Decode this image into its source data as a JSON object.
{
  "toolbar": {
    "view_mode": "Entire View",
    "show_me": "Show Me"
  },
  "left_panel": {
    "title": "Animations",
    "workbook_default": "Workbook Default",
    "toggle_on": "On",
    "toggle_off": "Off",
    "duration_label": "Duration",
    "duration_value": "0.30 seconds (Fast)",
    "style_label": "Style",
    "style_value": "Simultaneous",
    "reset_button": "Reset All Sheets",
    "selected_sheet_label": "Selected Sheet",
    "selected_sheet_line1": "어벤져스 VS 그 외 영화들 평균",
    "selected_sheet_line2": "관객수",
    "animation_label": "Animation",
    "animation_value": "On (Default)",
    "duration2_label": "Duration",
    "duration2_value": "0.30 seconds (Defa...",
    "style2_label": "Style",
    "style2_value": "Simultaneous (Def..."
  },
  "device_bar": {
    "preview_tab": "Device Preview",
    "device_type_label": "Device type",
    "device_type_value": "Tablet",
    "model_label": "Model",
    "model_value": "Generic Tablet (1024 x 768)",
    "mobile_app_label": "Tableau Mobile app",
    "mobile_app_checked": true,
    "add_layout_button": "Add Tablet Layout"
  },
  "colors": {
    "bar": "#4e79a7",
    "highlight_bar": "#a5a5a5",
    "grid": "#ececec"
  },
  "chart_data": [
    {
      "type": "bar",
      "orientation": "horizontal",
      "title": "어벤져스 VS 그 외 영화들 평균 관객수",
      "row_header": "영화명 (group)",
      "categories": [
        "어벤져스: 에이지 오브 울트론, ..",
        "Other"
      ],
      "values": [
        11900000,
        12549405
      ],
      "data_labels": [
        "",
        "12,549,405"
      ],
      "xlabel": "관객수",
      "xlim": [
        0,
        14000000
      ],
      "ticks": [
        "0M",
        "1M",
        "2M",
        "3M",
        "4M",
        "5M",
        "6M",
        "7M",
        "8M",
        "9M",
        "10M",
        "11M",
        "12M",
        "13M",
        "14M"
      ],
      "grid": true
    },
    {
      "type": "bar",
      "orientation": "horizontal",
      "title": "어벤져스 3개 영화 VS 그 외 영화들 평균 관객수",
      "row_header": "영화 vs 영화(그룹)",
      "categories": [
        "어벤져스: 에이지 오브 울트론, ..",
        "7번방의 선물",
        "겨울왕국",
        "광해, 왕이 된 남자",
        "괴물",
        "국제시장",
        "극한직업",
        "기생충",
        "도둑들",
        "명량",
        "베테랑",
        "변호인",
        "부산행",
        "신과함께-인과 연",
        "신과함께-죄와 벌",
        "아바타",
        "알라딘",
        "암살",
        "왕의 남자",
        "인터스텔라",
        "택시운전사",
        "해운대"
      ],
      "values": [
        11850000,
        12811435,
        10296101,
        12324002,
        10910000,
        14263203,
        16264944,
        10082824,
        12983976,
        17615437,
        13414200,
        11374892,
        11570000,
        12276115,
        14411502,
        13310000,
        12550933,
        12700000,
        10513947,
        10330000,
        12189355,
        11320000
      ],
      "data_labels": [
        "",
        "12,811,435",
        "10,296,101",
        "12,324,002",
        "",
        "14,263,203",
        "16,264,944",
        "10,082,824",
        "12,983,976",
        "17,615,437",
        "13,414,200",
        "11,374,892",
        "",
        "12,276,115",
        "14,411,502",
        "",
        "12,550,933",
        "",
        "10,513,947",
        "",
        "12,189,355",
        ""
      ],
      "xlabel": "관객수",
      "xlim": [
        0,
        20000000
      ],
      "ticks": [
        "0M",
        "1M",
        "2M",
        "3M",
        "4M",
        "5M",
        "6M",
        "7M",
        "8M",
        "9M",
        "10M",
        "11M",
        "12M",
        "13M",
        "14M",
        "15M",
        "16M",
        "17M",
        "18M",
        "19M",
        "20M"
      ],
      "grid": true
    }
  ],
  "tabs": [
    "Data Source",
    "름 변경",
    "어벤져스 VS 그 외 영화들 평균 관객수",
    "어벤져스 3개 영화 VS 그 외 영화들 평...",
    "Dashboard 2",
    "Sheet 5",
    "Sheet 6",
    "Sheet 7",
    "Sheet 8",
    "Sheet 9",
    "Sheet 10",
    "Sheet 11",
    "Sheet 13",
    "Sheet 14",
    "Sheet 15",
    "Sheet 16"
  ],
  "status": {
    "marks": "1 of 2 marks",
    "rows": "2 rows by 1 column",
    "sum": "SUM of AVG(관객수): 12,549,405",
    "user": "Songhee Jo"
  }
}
------------
■ **TASK STATEMENT**
Repeat the whole listing exactly, keeping every line intact.

■ **FULL OUTPUT**
Decode this image into its source data as a JSON object.
{
  "toolbar": {
    "view_mode": "Entire View",
    "show_me": "Show Me"
  },
  "left_panel": {
    "title": "Animations",
    "workbook_default": "Workbook Default",
    "toggle_on": "On",
    "toggle_off": "Off",
    "duration_label": "Duration",
    "duration_value": "0.30 seconds (Fast)",
    "style_label": "Style",
    "style_value": "Simultaneous",
    "reset_button": "Reset All Sheets",
    "selected_sheet_label": "Selected Sheet",
    "selected_sheet_line1": "어벤져스 VS 그 외 영화들 평균",
    "selected_sheet_line2": "관객수",
    "animation_label": "Animation",
    "animation_value": "On (Default)",
    "duration2_label": "Duration",
    "duration2_value": "0.30 seconds (Defa...",
    "style2_label": "Style",
    "style2_value": "Simultaneous (Def..."
  },
  "device_bar": {
    "preview_tab": "Device Preview",
    "device_type_label": "Device type",
    "device_type_value": "Tablet",
    "model_label": "Model",
    "model_value": "Generic Tablet (1024 x 768)",
    "mobile_app_label": "Tableau Mobile app",
    "mobile_app_checked": true,
    "add_layout_button": "Add Tablet Layout"
  },
  "colors": {
    "bar": "#4e79a7",
    "highlight_bar": "#a5a5a5",
    "grid": "#ececec"
  },
  "chart_data": [
    {
      "type": "bar",
      "orientation": "horizontal",
      "title": "어벤져스 VS 그 외 영화들 평균 관객수",
      "row_header": "영화명 (group)",
      "categories": [
        "어벤져스: 에이지 오브 울트론, ..",
        "Other"
      ],
      "values": [
        11900000,
        12549405
      ],
      "data_labels": [
        "",
        "12,549,405"
      ],
      "xlabel": "관객수",
      "xlim": [
        0,
        14000000
      ],
      "ticks": [
        "0M",
        "1M",
        "2M",
        "3M",
        "4M",
        "5M",
        "6M",
        "7M",
        "8M",
        "9M",
        "10M",
        "11M",
        "12M",
        "13M",
        "14M"
      ],
      "grid": true
    },
    {
      "type": "bar",
      "orientation": "horizontal",
      "title": "어벤져스 3개 영화 VS 그 외 영화들 평균 관객수",
      "row_header": "영화 vs 영화(그룹)",
      "categories": [
        "어벤져스: 에이지 오브 울트론, ..",
        "7번방의 선물",
        "겨울왕국",
        "광해, 왕이 된 남자",
        "괴물",
        "국제시장",
        "극한직업",
        "기생충",
        "도둑들",
        "명량",
        "베테랑",
        "변호인",
        "부산행",
        "신과함께-인과 연",
        "신과함께-죄와 벌",
        "아바타",
        "알라딘",
        "암살",
        "왕의 남자",
        "인터스텔라",
        "택시운전사",
        "해운대"
      ],
      "values": [
        11850000,
        12811435,
        10296101,
        12324002,
        10910000,
        14263203,
        16264944,
        10082824,
        12983976,
        17615437,
        13414200,
        11374892,
        11570000,
        12276115,
        14411502,
        13310000,
        12550933,
        12700000,
        10513947,
        10330000,
        12189355,
        11320000
      ],
      "data_labels": [
        "",
        "12,811,435",
        "10,296,101",
        "12,324,002",
        "",
        "14,263,203",
        "16,264,944",
        "10,082,824",
        "12,983,976",
        "17,615,437",
        "13,414,200",
        "11,374,892",
        "",
        "12,276,115",
        "14,411,502",
        "",
        "12,550,933",
        "",
        "10,513,947",
        "",
        "12,189,355",
        ""
      ],
      "xlabel": "관객수",
      "xlim": [
        0,
        20000000
      ],
      "ticks": [
        "0M",
        "1M",
        "2M",
        "3M",
        "4M",
        "5M",
        "6M",
        "7M",
        "8M",
        "9M",
        "10M",
        "11M",
        "12M",
        "13M",
        "14M",
        "15M",
        "16M",
        "17M",
        "18M",
        "19M",
        "20M"
      ],
      "grid": true
    }
  ],
  "tabs": [
    "Data Source",
    "름 변경",
    "어벤져스 VS 그 외 영화들 평균 관객수",
    "어벤져스 3개 영화 VS 그 외 영화들 평...",
    "Dashboard 2",
    "Sheet 5",
    "Sheet 6",
    "Sheet 7",
    "Sheet 8",
    "Sheet 9",
    "Sheet 10",
    "Sheet 11",
    "Sheet 13",
    "Sheet 14",
    "Sheet 15",
    "Sheet 16"
  ],
  "status": {
    "marks": "1 of 2 marks",
    "rows": "2 rows by 1 column",
    "sum": "SUM of AVG(관객수): 12,549,405",
    "user": "Songhee Jo"
  }
}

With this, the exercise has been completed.